[Dataset items]
********
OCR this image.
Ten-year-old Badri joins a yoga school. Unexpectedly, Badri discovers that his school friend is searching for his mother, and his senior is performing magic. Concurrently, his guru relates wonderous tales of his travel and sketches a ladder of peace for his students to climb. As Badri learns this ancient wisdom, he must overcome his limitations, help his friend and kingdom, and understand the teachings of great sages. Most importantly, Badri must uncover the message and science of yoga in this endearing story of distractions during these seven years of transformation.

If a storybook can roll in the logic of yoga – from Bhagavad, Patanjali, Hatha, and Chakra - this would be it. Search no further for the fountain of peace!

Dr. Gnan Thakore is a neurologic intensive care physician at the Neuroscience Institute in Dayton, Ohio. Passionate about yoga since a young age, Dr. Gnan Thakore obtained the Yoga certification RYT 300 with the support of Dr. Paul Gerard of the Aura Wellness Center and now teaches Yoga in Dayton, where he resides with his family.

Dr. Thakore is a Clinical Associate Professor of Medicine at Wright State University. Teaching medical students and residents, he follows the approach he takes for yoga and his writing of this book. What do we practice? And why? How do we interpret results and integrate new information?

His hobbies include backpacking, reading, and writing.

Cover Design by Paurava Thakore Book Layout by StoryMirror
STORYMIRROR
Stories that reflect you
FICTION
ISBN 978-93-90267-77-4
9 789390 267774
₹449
********
What is expected
Return the entries above exactly, each one complete.

Exercise output
OCR this image.
Ten-year-old Badri joins a yoga school. Unexpectedly, Badri discovers that his school friend is searching for his mother, and his senior is performing magic. Concurrently, his guru relates wonderous tales of his travel and sketches a ladder of peace for his students to climb. As Badri learns this ancient wisdom, he must overcome his limitations, help his friend and kingdom, and understand the teachings of great sages. Most importantly, Badri must uncover the message and science of yoga in this endearing story of distractions during these seven years of transformation.

If a storybook can roll in the logic of yoga – from Bhagavad, Patanjali, Hatha, and Chakra - this would be it. Search no further for the fountain of peace!

Dr. Gnan Thakore is a neurologic intensive care physician at the Neuroscience Institute in Dayton, Ohio. Passionate about yoga since a young age, Dr. Gnan Thakore obtained the Yoga certification RYT 300 with the support of Dr. Paul Gerard of the Aura Wellness Center and now teaches Yoga in Dayton, where he resides with his family.

Dr. Thakore is a Clinical Associate Professor of Medicine at Wright State University. Teaching medical students and residents, he follows the approach he takes for yoga and his writing of this book. What do we practice? And why? How do we interpret results and integrate new information?

His hobbies include backpacking, reading, and writing.

Cover Design by Paurava Thakore Book Layout by StoryMirror
STORYMIRROR
Stories that reflect you
FICTION
ISBN 978-93-90267-77-4
9 789390 267774
₹449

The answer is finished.